Dataset rows
--- Begin ---

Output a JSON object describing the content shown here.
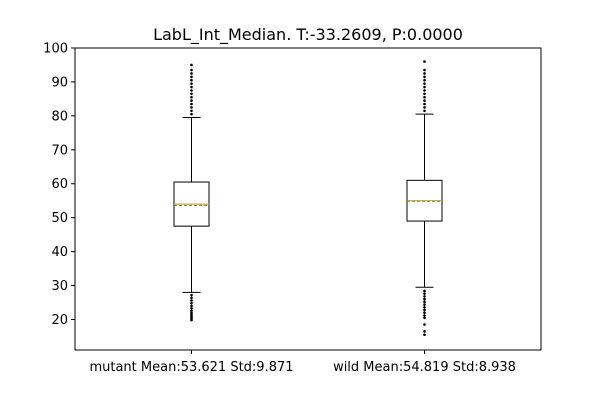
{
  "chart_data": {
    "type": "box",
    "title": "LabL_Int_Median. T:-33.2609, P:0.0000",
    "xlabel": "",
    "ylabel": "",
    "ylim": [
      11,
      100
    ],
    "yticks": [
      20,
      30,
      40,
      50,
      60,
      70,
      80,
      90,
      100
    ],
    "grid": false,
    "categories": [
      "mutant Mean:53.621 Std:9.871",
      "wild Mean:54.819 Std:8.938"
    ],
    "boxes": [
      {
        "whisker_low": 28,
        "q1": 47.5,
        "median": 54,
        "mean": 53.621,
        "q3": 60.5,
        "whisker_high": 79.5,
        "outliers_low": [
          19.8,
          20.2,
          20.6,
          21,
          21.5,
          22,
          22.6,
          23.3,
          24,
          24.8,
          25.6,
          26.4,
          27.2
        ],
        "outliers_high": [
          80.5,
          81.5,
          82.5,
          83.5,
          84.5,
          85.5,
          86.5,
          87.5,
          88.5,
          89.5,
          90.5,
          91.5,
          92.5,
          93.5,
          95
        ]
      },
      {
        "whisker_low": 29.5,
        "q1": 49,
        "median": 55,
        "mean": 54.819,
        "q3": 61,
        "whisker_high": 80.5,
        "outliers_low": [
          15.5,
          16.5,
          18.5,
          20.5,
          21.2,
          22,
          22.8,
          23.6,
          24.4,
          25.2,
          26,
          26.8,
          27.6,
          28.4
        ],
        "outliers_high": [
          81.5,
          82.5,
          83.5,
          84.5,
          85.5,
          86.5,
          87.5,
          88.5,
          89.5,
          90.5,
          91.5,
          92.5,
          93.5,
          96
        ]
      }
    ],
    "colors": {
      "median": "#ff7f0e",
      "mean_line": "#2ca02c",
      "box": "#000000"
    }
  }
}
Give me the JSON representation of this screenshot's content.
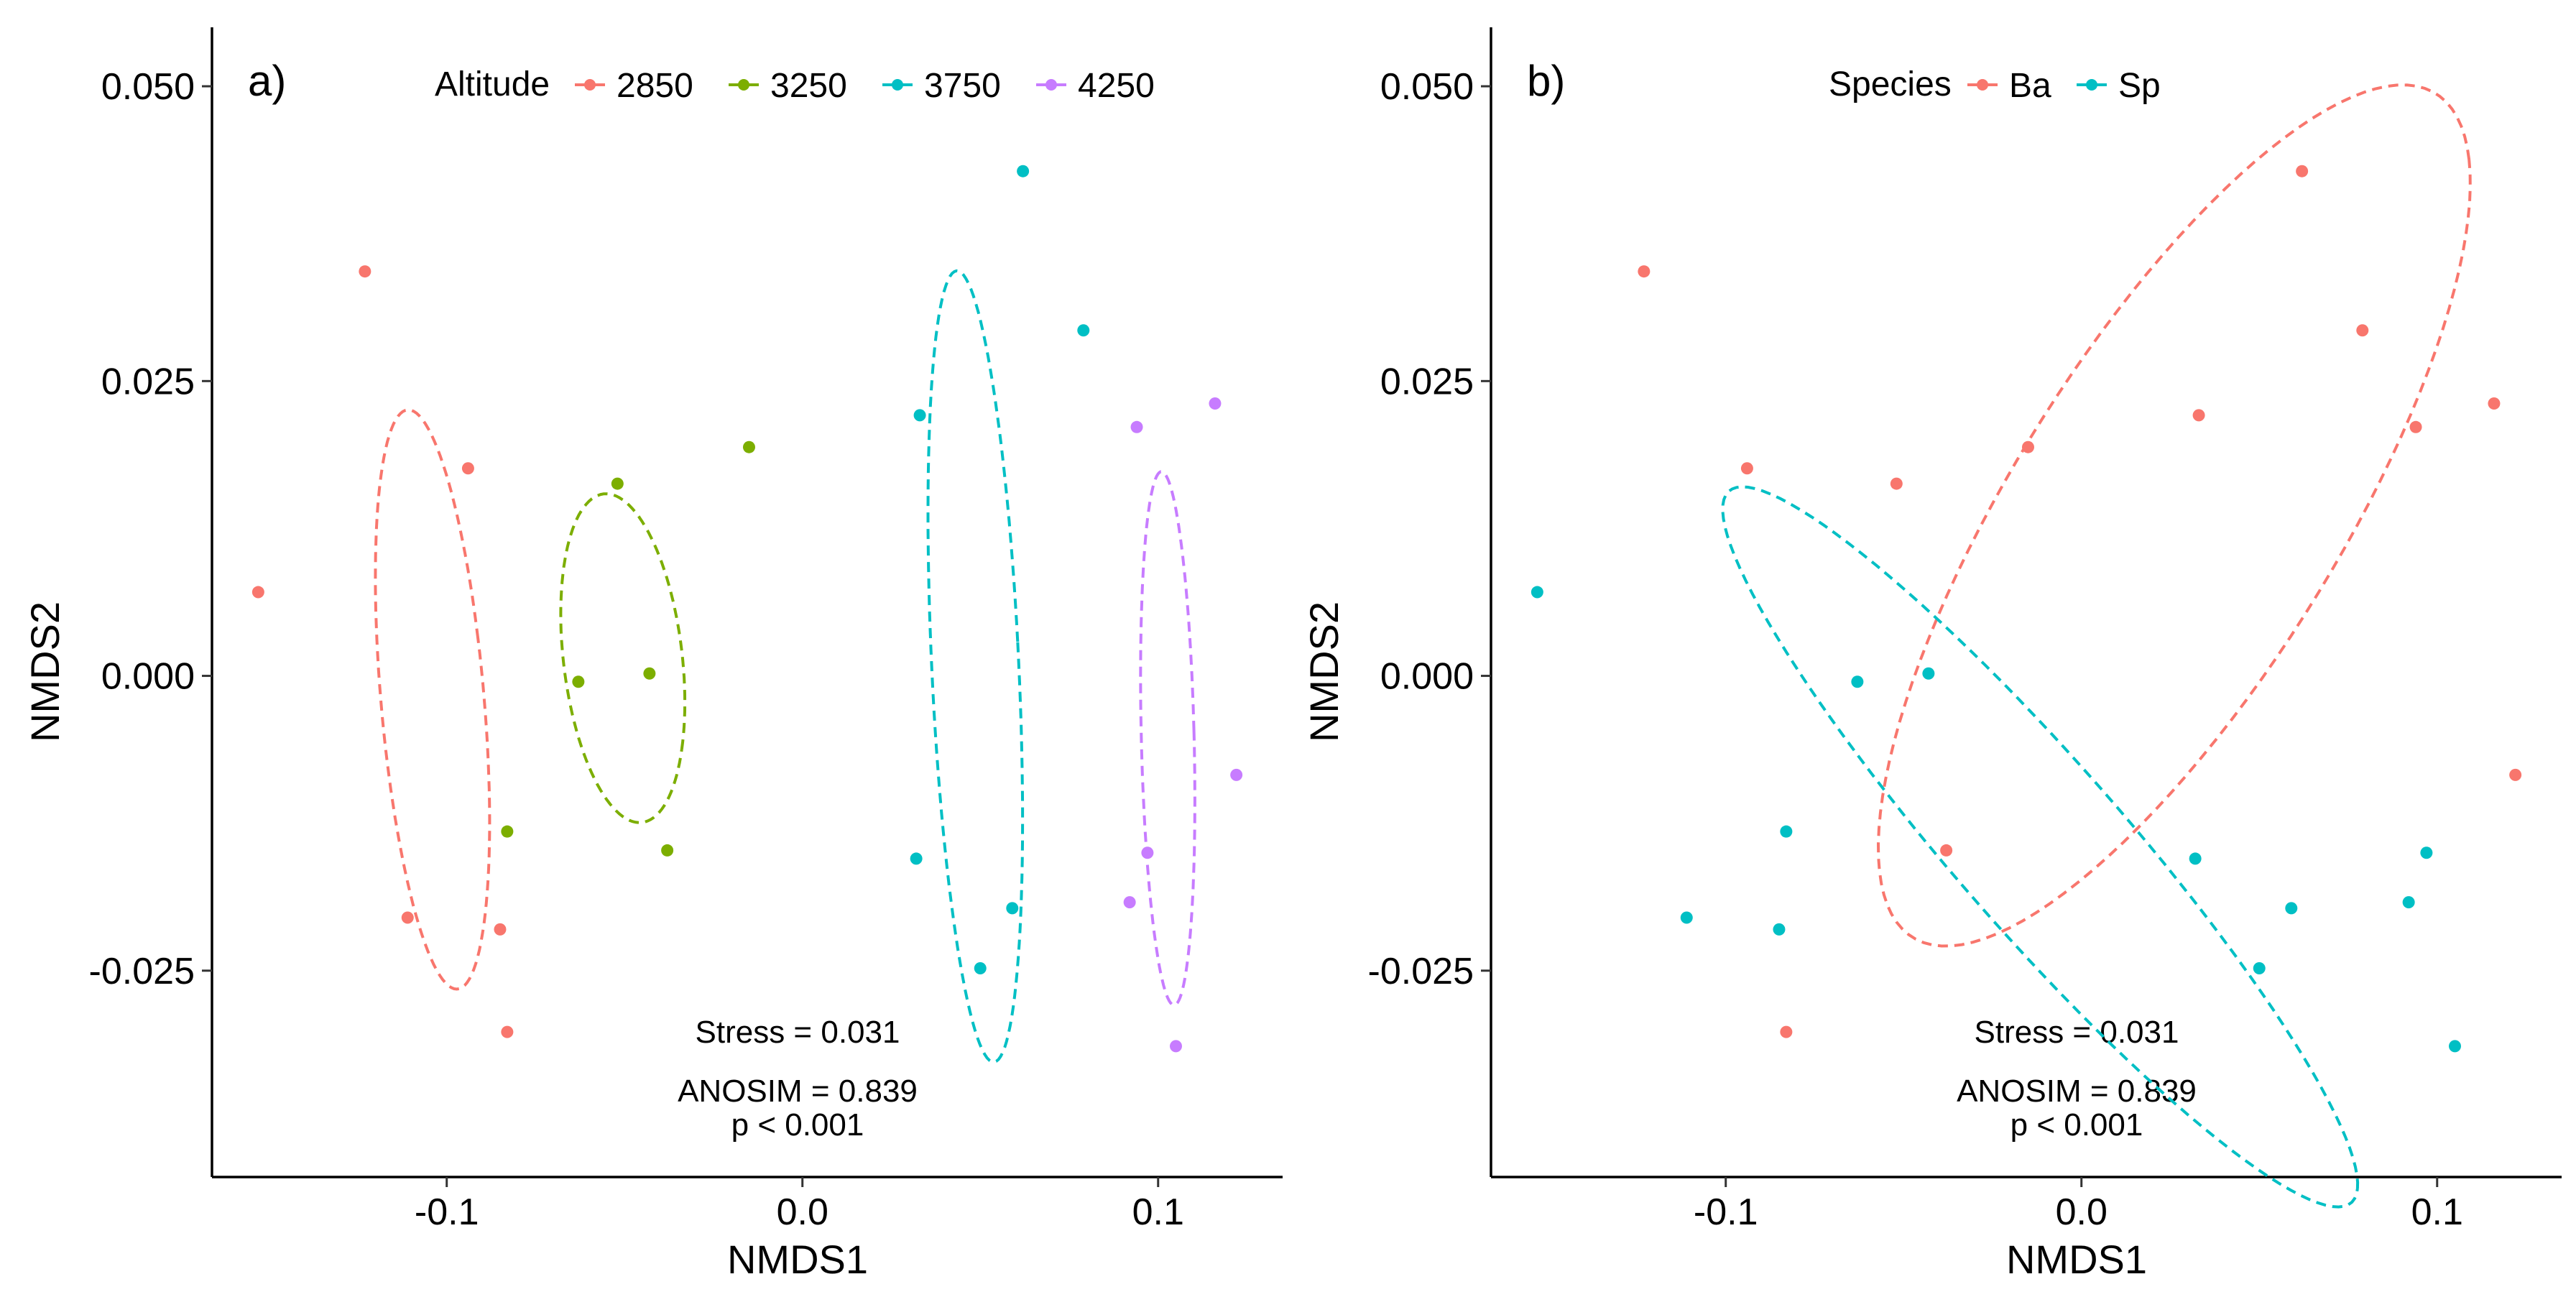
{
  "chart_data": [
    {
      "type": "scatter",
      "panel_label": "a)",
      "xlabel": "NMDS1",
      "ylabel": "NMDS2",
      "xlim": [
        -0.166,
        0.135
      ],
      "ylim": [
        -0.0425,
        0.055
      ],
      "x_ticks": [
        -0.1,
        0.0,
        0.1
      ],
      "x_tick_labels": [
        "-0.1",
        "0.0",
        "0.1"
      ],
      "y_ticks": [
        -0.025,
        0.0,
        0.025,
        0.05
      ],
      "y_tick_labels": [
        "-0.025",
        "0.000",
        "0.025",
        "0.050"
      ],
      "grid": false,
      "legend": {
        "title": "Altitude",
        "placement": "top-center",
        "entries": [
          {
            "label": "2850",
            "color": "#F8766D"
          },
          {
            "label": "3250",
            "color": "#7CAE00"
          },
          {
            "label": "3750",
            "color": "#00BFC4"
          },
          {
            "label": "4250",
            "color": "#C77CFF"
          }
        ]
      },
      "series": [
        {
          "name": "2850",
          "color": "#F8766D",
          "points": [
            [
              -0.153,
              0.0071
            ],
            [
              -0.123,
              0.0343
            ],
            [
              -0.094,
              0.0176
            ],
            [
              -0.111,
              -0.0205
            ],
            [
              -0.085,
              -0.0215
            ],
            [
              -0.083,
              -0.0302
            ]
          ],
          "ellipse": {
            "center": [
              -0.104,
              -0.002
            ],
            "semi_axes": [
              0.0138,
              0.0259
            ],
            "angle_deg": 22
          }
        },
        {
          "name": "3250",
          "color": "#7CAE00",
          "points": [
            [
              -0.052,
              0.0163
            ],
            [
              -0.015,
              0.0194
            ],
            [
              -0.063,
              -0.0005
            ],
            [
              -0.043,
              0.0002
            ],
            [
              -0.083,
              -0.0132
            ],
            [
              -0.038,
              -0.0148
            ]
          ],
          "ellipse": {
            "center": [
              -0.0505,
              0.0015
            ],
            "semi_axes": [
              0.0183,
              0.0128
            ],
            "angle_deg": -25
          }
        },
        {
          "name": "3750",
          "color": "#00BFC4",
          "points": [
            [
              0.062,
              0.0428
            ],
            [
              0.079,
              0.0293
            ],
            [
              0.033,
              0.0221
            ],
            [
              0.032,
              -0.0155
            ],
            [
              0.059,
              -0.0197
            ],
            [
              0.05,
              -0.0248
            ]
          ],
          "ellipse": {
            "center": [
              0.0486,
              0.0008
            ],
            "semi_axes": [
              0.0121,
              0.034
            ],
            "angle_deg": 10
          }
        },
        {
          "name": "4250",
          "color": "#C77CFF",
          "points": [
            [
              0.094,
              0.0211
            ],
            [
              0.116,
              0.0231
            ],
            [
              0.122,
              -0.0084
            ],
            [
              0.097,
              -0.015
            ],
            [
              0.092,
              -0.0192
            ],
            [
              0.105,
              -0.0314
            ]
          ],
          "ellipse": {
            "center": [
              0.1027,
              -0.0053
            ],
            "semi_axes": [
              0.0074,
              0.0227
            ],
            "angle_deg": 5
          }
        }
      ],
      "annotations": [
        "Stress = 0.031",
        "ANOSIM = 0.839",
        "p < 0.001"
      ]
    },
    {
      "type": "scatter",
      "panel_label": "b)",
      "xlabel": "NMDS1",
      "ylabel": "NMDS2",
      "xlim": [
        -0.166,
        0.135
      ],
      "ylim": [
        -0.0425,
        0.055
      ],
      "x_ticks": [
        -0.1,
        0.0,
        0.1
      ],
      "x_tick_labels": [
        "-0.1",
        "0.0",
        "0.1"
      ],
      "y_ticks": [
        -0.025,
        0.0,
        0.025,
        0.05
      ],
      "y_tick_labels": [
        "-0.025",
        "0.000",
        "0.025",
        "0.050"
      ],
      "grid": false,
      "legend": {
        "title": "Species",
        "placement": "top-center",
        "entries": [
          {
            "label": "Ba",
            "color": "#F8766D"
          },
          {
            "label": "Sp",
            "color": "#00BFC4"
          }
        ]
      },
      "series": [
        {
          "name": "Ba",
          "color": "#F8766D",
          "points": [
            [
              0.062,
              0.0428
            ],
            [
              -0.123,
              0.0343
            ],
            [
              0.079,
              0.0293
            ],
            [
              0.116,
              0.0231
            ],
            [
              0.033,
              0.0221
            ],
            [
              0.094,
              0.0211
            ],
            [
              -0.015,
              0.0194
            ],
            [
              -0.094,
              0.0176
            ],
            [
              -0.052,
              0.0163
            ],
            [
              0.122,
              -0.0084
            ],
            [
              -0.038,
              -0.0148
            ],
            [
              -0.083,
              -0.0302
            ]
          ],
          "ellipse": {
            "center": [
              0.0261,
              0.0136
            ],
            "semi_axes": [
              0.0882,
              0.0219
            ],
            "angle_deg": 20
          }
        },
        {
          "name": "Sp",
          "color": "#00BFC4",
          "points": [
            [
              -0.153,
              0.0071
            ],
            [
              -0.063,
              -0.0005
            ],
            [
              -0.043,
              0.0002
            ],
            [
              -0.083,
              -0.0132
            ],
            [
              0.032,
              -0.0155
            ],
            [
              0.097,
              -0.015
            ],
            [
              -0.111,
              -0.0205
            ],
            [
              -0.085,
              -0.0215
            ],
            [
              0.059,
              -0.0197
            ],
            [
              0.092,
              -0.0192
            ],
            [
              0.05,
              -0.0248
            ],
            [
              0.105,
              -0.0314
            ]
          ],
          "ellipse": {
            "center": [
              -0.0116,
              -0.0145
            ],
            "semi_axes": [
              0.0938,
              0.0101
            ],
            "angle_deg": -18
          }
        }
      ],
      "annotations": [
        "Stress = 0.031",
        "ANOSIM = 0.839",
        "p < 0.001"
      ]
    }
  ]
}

--- End ---

Could you repeat all of the material exactly? Pictures should not be copied.

» Exercise result:
Output a JSON object describing the content shown here.
{
  "chart_data": {
    "type": "box",
    "title": "LabL_Int_Median. T:-33.2609, P:0.0000",
    "xlabel": "",
    "ylabel": "",
    "ylim": [
      11,
      100
    ],
    "yticks": [
      20,
      30,
      40,
      50,
      60,
      70,
      80,
      90,
      100
    ],
    "grid": false,
    "categories": [
      "mutant Mean:53.621 Std:9.871",
      "wild Mean:54.819 Std:8.938"
    ],
    "boxes": [
      {
        "whisker_low": 28,
        "q1": 47.5,
        "median": 54,
        "mean": 53.621,
        "q3": 60.5,
        "whisker_high": 79.5,
        "outliers_low": [
          19.8,
          20.2,
          20.6,
          21,
          21.5,
          22,
          22.6,
          23.3,
          24,
          24.8,
          25.6,
          26.4,
          27.2
        ],
        "outliers_high": [
          80.5,
          81.5,
          82.5,
          83.5,
          84.5,
          85.5,
          86.5,
          87.5,
          88.5,
          89.5,
          90.5,
          91.5,
          92.5,
          93.5,
          95
        ]
      },
      {
        "whisker_low": 29.5,
        "q1": 49,
        "median": 55,
        "mean": 54.819,
        "q3": 61,
        "whisker_high": 80.5,
        "outliers_low": [
          15.5,
          16.5,
          18.5,
          20.5,
          21.2,
          22,
          22.8,
          23.6,
          24.4,
          25.2,
          26,
          26.8,
          27.6,
          28.4
        ],
        "outliers_high": [
          81.5,
          82.5,
          83.5,
          84.5,
          85.5,
          86.5,
          87.5,
          88.5,
          89.5,
          90.5,
          91.5,
          92.5,
          93.5,
          96
        ]
      }
    ],
    "colors": {
      "median": "#ff7f0e",
      "mean_line": "#2ca02c",
      "box": "#000000"
    }
  }
}
Give me the JSON representation of this screenshot's content.
{
  "chart_data": [
    {
      "type": "scatter",
      "panel_label": "a)",
      "xlabel": "NMDS1",
      "ylabel": "NMDS2",
      "xlim": [
        -0.166,
        0.135
      ],
      "ylim": [
        -0.0425,
        0.055
      ],
      "x_ticks": [
        -0.1,
        0.0,
        0.1
      ],
      "x_tick_labels": [
        "-0.1",
        "0.0",
        "0.1"
      ],
      "y_ticks": [
        -0.025,
        0.0,
        0.025,
        0.05
      ],
      "y_tick_labels": [
        "-0.025",
        "0.000",
        "0.025",
        "0.050"
      ],
      "grid": false,
      "legend": {
        "title": "Altitude",
        "placement": "top-center",
        "entries": [
          {
            "label": "2850",
            "color": "#F8766D"
          },
          {
            "label": "3250",
            "color": "#7CAE00"
          },
          {
            "label": "3750",
            "color": "#00BFC4"
          },
          {
            "label": "4250",
            "color": "#C77CFF"
          }
        ]
      },
      "series": [
        {
          "name": "2850",
          "color": "#F8766D",
          "points": [
            [
              -0.153,
              0.0071
            ],
            [
              -0.123,
              0.0343
            ],
            [
              -0.094,
              0.0176
            ],
            [
              -0.111,
              -0.0205
            ],
            [
              -0.085,
              -0.0215
            ],
            [
              -0.083,
              -0.0302
            ]
          ],
          "ellipse": {
            "center": [
              -0.104,
              -0.002
            ],
            "semi_axes": [
              0.0138,
              0.0259
            ],
            "angle_deg": 22
          }
        },
        {
          "name": "3250",
          "color": "#7CAE00",
          "points": [
            [
              -0.052,
              0.0163
            ],
            [
              -0.015,
              0.0194
            ],
            [
              -0.063,
              -0.0005
            ],
            [
              -0.043,
              0.0002
            ],
            [
              -0.083,
              -0.0132
            ],
            [
              -0.038,
              -0.0148
            ]
          ],
          "ellipse": {
            "center": [
              -0.0505,
              0.0015
            ],
            "semi_axes": [
              0.0183,
              0.0128
            ],
            "angle_deg": -25
          }
        },
        {
          "name": "3750",
          "color": "#00BFC4",
          "points": [
            [
              0.062,
              0.0428
            ],
            [
              0.079,
              0.0293
            ],
            [
              0.033,
              0.0221
            ],
            [
              0.032,
              -0.0155
            ],
            [
              0.059,
              -0.0197
            ],
            [
              0.05,
              -0.0248
            ]
          ],
          "ellipse": {
            "center": [
              0.0486,
              0.0008
            ],
            "semi_axes": [
              0.0121,
              0.034
            ],
            "angle_deg": 10
          }
        },
        {
          "name": "4250",
          "color": "#C77CFF",
          "points": [
            [
              0.094,
              0.0211
            ],
            [
              0.116,
              0.0231
            ],
            [
              0.122,
              -0.0084
            ],
            [
              0.097,
              -0.015
            ],
            [
              0.092,
              -0.0192
            ],
            [
              0.105,
              -0.0314
            ]
          ],
          "ellipse": {
            "center": [
              0.1027,
              -0.0053
            ],
            "semi_axes": [
              0.0074,
              0.0227
            ],
            "angle_deg": 5
          }
        }
      ],
      "annotations": [
        "Stress = 0.031",
        "ANOSIM = 0.839",
        "p < 0.001"
      ]
    },
    {
      "type": "scatter",
      "panel_label": "b)",
      "xlabel": "NMDS1",
      "ylabel": "NMDS2",
      "xlim": [
        -0.166,
        0.135
      ],
      "ylim": [
        -0.0425,
        0.055
      ],
      "x_ticks": [
        -0.1,
        0.0,
        0.1
      ],
      "x_tick_labels": [
        "-0.1",
        "0.0",
        "0.1"
      ],
      "y_ticks": [
        -0.025,
        0.0,
        0.025,
        0.05
      ],
      "y_tick_labels": [
        "-0.025",
        "0.000",
        "0.025",
        "0.050"
      ],
      "grid": false,
      "legend": {
        "title": "Species",
        "placement": "top-center",
        "entries": [
          {
            "label": "Ba",
            "color": "#F8766D"
          },
          {
            "label": "Sp",
            "color": "#00BFC4"
          }
        ]
      },
      "series": [
        {
          "name": "Ba",
          "color": "#F8766D",
          "points": [
            [
              0.062,
              0.0428
            ],
            [
              -0.123,
              0.0343
            ],
            [
              0.079,
              0.0293
            ],
            [
              0.116,
              0.0231
            ],
            [
              0.033,
              0.0221
            ],
            [
              0.094,
              0.0211
            ],
            [
              -0.015,
              0.0194
            ],
            [
              -0.094,
              0.0176
            ],
            [
              -0.052,
              0.0163
            ],
            [
              0.122,
              -0.0084
            ],
            [
              -0.038,
              -0.0148
            ],
            [
              -0.083,
              -0.0302
            ]
          ],
          "ellipse": {
            "center": [
              0.0261,
              0.0136
            ],
            "semi_axes": [
              0.0882,
              0.0219
            ],
            "angle_deg": 20
          }
        },
        {
          "name": "Sp",
          "color": "#00BFC4",
          "points": [
            [
              -0.153,
              0.0071
            ],
            [
              -0.063,
              -0.0005
            ],
            [
              -0.043,
              0.0002
            ],
            [
              -0.083,
              -0.0132
            ],
            [
              0.032,
              -0.0155
            ],
            [
              0.097,
              -0.015
            ],
            [
              -0.111,
              -0.0205
            ],
            [
              -0.085,
              -0.0215
            ],
            [
              0.059,
              -0.0197
            ],
            [
              0.092,
              -0.0192
            ],
            [
              0.05,
              -0.0248
            ],
            [
              0.105,
              -0.0314
            ]
          ],
          "ellipse": {
            "center": [
              -0.0116,
              -0.0145
            ],
            "semi_axes": [
              0.0938,
              0.0101
            ],
            "angle_deg": -18
          }
        }
      ],
      "annotations": [
        "Stress = 0.031",
        "ANOSIM = 0.839",
        "p < 0.001"
      ]
    }
  ]
}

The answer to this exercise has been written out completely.